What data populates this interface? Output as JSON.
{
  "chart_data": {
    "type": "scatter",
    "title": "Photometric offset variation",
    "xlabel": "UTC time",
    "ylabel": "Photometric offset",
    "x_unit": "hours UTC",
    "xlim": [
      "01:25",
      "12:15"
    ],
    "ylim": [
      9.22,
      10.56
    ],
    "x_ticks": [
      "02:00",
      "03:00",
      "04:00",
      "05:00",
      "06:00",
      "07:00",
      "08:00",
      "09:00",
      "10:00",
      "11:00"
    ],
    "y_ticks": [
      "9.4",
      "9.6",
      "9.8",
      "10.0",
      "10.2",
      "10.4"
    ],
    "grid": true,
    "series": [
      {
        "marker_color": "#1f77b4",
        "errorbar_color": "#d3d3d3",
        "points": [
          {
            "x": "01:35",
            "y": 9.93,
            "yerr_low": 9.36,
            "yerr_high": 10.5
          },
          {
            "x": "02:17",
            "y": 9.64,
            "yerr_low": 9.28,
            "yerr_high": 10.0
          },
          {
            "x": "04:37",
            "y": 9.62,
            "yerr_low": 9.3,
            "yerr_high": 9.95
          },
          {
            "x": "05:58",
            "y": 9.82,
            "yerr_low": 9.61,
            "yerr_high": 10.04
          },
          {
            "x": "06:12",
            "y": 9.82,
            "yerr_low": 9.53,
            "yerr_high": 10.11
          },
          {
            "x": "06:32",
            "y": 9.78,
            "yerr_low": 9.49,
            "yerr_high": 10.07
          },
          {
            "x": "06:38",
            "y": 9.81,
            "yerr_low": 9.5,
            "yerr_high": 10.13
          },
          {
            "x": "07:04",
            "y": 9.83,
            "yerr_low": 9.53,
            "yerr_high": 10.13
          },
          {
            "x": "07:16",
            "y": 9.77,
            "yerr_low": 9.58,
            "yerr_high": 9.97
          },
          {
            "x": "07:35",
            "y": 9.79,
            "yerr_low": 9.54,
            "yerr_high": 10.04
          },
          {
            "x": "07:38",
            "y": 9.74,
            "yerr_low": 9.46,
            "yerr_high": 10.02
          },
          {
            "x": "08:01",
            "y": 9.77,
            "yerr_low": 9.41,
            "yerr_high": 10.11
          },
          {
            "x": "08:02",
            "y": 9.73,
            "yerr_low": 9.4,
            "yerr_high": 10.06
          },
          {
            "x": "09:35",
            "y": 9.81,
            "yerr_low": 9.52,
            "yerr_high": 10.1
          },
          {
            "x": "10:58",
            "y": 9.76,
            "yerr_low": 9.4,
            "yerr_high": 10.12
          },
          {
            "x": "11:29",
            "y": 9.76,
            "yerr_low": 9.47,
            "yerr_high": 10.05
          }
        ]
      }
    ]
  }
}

◆ ◆ ◆ ◆ ◆

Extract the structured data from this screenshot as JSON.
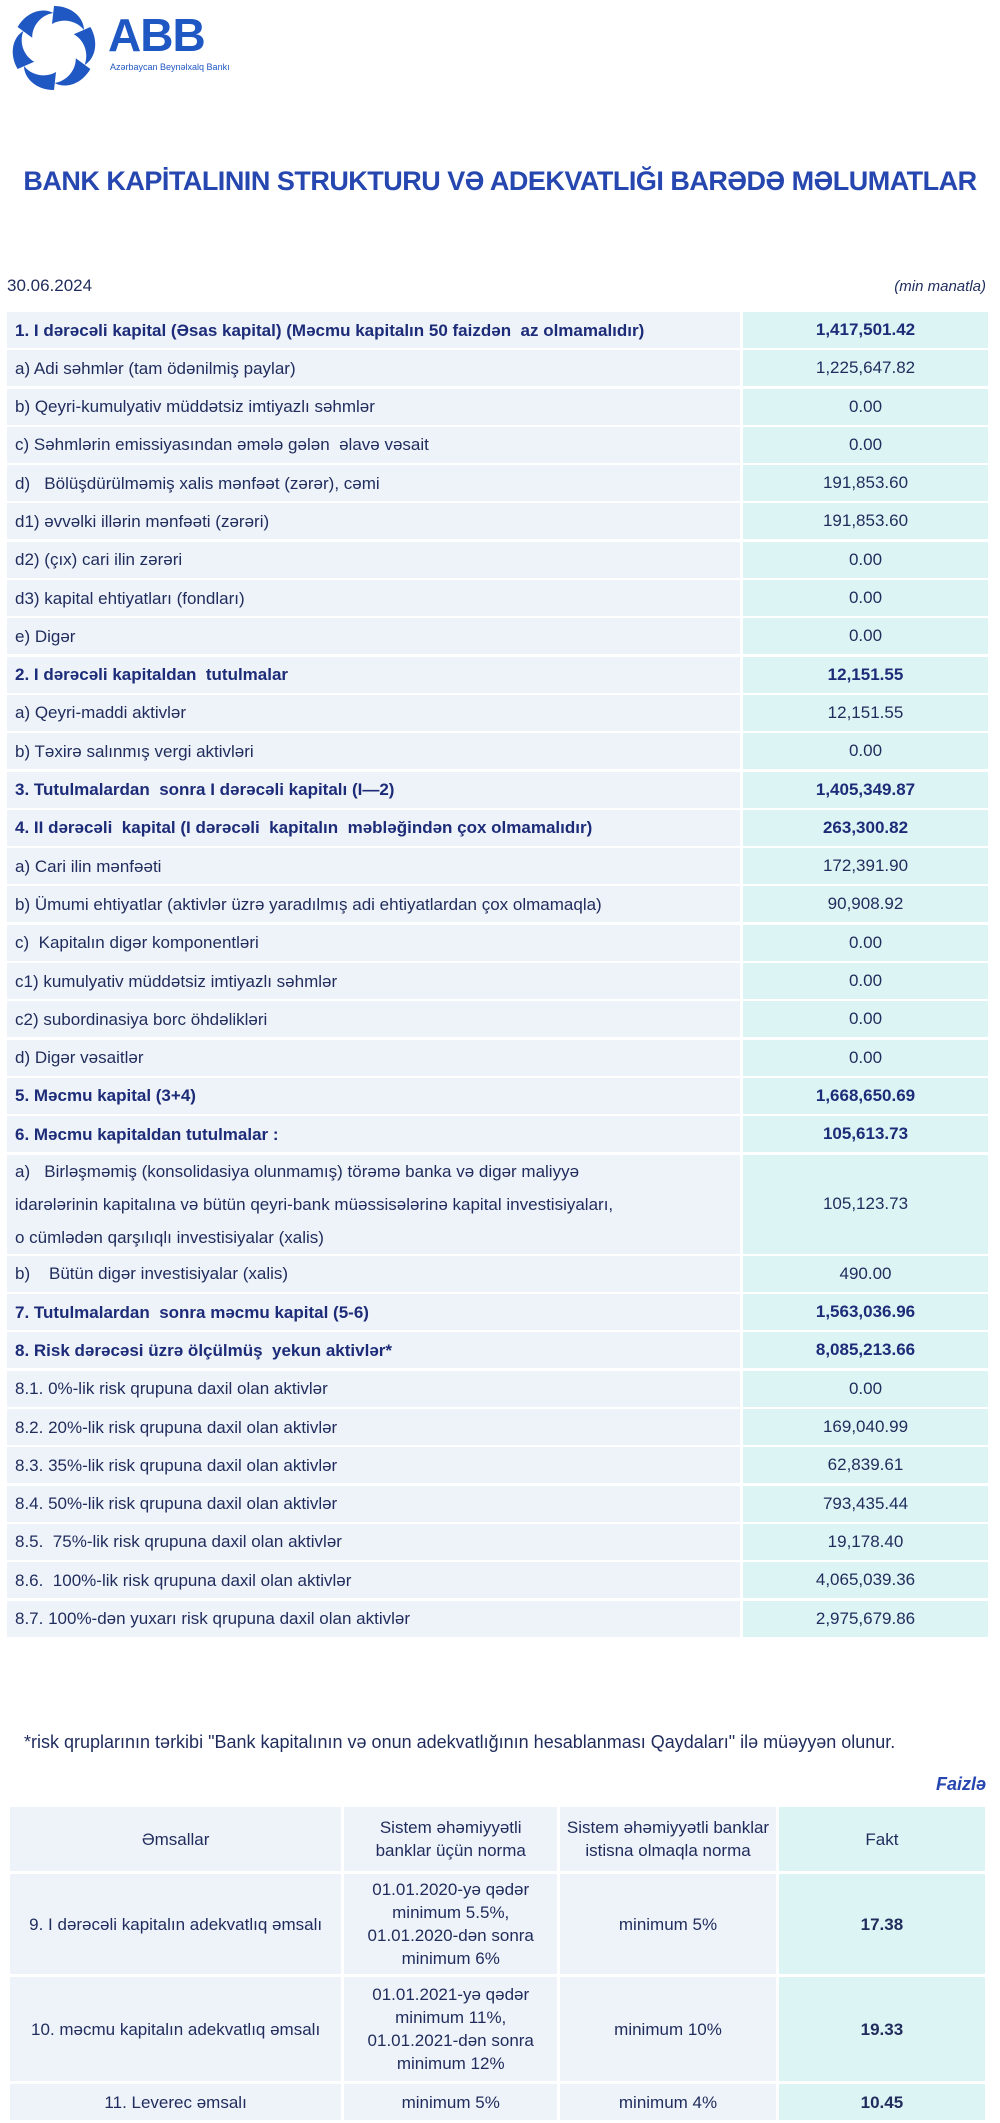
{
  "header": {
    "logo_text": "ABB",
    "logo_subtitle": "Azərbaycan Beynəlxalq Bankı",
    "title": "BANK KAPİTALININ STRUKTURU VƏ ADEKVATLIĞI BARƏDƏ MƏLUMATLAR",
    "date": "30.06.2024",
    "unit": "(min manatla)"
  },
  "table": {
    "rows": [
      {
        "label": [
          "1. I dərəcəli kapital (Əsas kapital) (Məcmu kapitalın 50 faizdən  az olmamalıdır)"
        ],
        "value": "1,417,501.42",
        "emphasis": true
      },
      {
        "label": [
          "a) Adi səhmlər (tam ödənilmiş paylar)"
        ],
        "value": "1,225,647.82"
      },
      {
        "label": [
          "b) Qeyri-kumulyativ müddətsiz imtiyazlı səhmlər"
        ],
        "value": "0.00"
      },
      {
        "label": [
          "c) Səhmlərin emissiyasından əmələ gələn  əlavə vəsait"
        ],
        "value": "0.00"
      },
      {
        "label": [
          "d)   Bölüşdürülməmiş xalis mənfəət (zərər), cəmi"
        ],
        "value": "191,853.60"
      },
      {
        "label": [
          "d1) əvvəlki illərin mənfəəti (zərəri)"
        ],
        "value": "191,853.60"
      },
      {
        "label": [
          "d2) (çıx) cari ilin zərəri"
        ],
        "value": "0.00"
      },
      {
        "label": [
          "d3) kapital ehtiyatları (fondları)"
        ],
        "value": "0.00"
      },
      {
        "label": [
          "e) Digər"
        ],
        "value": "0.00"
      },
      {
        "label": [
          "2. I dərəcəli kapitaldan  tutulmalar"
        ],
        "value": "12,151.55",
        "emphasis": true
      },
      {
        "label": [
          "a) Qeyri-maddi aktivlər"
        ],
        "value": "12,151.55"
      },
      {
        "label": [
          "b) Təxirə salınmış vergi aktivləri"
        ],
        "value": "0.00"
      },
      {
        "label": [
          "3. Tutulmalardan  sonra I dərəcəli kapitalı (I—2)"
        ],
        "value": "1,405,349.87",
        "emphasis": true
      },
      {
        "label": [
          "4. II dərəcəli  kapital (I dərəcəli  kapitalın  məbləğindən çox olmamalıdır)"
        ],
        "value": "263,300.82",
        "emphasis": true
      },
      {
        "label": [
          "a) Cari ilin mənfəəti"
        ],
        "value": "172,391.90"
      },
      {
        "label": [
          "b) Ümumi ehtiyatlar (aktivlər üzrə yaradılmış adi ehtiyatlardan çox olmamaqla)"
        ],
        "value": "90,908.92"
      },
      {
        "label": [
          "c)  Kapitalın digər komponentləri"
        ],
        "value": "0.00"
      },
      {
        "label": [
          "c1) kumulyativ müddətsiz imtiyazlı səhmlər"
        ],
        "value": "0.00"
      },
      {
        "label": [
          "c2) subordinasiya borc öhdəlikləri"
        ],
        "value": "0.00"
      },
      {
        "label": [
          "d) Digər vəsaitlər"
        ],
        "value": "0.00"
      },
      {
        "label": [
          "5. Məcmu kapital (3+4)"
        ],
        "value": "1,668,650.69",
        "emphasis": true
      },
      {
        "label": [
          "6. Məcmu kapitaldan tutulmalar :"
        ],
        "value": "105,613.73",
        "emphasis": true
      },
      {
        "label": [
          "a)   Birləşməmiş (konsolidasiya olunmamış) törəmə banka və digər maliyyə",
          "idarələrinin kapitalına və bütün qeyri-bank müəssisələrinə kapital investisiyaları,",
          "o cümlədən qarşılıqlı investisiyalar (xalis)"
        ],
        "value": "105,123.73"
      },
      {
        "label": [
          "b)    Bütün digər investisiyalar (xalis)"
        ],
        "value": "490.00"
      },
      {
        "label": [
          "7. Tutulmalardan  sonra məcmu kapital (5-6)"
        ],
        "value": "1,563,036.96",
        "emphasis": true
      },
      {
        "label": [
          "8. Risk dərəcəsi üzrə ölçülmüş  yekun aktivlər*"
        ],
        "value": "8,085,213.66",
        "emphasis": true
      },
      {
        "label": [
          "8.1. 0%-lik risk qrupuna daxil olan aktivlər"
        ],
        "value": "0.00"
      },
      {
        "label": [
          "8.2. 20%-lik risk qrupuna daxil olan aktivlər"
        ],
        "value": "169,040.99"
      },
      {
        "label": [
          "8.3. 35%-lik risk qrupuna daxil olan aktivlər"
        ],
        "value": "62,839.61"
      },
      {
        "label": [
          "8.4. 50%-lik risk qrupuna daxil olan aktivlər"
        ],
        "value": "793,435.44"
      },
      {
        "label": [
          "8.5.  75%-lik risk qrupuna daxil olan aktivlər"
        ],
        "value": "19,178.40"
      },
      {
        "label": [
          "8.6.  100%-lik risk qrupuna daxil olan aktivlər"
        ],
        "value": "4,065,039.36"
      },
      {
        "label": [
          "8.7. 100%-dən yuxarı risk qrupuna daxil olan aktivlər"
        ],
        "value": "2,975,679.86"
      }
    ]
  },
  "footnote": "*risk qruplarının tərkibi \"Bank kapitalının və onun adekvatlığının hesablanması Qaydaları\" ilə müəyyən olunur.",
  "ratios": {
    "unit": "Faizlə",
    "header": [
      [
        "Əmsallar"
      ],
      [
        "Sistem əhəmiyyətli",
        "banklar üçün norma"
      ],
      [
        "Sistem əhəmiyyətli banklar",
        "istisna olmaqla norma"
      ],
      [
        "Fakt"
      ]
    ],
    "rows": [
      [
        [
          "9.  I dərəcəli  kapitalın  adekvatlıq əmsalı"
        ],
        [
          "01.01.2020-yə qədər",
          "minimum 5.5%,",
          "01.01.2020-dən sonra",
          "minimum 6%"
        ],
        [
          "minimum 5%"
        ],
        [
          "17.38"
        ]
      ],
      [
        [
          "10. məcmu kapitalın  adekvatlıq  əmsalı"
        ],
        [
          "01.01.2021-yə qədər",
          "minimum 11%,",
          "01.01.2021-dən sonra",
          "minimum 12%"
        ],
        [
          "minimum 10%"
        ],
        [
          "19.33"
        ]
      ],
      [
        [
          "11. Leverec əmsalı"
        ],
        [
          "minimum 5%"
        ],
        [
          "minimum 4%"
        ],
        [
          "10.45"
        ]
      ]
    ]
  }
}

◆ ◆ ◆ ◆ ◆

TASK DESCRIPTION: Show every line in the entries where the string "Tutulmalardan" occurs.

SOLVED PROBLEM:
          "3. Tutulmalardan  sonra I dərəcəli kapitalı (I—2)"
          "7. Tutulmalardan  sonra məcmu kapital (5-6)"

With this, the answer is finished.